PROVIDED RECORDS

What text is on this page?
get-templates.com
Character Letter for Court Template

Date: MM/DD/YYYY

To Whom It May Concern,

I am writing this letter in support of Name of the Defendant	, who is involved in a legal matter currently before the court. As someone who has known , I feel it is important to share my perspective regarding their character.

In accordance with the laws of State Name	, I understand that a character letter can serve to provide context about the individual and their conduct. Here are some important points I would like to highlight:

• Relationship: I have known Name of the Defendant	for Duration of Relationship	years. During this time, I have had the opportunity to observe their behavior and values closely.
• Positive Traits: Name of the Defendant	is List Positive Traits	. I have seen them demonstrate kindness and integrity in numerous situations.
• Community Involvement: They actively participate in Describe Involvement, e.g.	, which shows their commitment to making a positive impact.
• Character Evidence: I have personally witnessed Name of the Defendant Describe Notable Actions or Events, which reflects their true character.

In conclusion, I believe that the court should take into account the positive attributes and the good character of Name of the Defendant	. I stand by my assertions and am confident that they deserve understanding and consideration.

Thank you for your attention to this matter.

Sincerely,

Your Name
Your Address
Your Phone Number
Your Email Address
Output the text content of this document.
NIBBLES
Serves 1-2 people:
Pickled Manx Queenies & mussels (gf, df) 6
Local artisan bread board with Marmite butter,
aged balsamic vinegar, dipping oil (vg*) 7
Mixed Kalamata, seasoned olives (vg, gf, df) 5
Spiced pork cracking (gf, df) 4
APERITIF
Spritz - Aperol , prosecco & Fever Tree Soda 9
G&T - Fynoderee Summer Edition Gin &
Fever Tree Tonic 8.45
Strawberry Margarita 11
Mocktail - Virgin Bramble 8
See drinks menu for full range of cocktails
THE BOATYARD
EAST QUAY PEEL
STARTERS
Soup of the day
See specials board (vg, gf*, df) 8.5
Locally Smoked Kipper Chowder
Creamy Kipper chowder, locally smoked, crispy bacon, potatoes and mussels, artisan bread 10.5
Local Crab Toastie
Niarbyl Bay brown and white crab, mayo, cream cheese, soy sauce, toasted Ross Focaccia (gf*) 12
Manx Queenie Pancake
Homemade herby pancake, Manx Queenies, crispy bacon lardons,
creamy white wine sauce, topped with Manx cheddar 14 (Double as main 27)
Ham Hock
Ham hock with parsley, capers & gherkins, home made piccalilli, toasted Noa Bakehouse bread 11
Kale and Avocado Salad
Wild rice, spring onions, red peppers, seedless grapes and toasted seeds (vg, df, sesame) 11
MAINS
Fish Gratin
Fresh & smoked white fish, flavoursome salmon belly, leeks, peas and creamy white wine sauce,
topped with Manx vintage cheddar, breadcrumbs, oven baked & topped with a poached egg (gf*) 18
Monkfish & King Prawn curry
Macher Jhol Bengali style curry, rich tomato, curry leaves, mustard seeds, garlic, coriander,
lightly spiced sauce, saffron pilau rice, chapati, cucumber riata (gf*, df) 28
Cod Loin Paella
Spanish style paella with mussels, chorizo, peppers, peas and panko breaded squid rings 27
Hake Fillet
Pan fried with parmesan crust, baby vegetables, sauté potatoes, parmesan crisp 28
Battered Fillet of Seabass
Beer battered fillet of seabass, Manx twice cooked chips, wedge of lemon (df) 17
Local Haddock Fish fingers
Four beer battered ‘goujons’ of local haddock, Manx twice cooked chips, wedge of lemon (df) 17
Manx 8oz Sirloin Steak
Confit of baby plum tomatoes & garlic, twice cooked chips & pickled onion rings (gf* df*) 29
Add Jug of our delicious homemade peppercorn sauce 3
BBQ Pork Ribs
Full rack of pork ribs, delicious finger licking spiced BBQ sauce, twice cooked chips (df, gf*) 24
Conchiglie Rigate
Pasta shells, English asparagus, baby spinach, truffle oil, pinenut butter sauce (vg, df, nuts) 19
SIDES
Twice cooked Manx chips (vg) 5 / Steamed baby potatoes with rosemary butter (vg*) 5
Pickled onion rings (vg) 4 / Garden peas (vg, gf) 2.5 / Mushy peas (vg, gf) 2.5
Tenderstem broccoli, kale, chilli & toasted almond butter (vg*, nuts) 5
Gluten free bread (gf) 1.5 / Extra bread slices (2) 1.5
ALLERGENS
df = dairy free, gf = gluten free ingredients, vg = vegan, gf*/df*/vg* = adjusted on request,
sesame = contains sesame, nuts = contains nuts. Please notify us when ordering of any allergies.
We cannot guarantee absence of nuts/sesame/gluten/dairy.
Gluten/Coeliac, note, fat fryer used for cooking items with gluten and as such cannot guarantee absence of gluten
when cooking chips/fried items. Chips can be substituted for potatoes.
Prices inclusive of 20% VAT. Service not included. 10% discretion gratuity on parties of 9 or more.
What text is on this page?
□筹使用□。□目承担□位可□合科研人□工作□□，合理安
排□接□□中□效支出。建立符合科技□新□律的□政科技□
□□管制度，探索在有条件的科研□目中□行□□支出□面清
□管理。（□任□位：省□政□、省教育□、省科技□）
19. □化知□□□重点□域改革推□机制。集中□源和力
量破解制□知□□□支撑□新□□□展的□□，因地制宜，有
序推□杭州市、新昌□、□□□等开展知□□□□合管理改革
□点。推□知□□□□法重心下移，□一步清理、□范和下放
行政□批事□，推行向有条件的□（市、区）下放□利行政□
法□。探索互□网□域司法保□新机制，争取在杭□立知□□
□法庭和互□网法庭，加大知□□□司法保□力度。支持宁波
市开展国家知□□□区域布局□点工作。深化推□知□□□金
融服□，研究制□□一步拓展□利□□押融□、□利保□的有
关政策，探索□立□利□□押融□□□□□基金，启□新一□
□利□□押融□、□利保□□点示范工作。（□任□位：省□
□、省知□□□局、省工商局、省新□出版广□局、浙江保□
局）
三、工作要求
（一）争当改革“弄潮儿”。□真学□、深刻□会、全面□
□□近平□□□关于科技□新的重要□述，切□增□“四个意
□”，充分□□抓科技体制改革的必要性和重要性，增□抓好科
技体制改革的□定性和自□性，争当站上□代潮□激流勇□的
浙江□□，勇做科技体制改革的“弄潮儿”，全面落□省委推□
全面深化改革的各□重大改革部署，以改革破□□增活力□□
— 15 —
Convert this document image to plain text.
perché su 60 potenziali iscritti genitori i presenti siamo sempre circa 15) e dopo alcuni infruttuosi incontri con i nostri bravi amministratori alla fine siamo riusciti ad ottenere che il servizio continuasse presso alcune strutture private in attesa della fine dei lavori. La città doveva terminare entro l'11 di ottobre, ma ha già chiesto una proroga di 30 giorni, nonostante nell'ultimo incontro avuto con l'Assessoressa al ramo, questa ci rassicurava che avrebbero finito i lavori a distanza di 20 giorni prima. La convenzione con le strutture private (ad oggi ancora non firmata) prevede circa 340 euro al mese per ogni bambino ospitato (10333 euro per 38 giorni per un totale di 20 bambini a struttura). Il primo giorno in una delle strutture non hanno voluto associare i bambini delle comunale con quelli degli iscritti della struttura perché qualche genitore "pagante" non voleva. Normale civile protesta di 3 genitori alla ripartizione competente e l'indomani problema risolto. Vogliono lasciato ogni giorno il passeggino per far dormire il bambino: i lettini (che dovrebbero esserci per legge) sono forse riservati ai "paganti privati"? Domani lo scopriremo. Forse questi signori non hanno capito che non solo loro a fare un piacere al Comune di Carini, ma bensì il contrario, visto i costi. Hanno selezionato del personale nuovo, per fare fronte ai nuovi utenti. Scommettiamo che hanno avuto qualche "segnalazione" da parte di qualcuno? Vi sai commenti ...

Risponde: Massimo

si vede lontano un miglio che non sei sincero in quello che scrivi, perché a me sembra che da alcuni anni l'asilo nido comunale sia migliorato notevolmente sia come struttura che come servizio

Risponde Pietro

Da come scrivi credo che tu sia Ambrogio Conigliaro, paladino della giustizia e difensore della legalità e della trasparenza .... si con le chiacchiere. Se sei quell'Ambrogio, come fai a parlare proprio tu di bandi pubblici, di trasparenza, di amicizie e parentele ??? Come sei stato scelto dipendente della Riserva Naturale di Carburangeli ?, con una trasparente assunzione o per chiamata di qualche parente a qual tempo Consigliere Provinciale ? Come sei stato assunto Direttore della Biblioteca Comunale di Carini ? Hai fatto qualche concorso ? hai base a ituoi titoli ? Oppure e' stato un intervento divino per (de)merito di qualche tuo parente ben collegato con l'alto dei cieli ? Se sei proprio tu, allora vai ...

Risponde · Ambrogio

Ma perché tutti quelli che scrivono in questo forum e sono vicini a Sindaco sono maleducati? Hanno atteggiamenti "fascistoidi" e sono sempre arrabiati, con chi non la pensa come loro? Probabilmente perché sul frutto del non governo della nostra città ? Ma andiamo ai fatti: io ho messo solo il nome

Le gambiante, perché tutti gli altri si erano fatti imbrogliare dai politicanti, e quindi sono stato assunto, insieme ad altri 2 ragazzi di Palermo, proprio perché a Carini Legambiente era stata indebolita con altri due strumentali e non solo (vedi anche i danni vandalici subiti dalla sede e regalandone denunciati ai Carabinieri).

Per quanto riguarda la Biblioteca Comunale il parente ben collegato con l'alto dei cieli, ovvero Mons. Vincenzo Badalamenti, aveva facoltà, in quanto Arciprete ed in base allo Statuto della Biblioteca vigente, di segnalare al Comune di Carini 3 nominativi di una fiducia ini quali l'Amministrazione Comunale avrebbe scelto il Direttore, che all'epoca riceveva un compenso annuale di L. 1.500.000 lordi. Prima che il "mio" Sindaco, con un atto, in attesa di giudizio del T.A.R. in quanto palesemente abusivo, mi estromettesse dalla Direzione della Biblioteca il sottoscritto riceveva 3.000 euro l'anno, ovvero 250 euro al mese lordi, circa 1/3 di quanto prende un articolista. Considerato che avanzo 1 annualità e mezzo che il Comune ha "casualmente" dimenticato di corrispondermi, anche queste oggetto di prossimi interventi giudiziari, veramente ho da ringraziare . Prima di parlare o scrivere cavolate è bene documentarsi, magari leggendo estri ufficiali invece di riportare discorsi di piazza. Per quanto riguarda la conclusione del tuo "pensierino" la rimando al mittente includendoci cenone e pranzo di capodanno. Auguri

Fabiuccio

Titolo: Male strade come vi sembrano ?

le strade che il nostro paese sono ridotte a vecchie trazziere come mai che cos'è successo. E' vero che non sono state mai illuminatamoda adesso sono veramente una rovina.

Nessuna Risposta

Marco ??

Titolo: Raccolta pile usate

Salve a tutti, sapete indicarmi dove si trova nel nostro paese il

INSTRUCTION
Show every line from the entries above in which the word "strade" appears.

RESPONSE BELOW
Titolo: Male strade come vi sembrano ?
le strade che il nostro paese sono ridotte a vecchie trazziere come mai che cos'è successo. E' vero che non sono state mai illuminatamoda adesso sono veramente una rovina.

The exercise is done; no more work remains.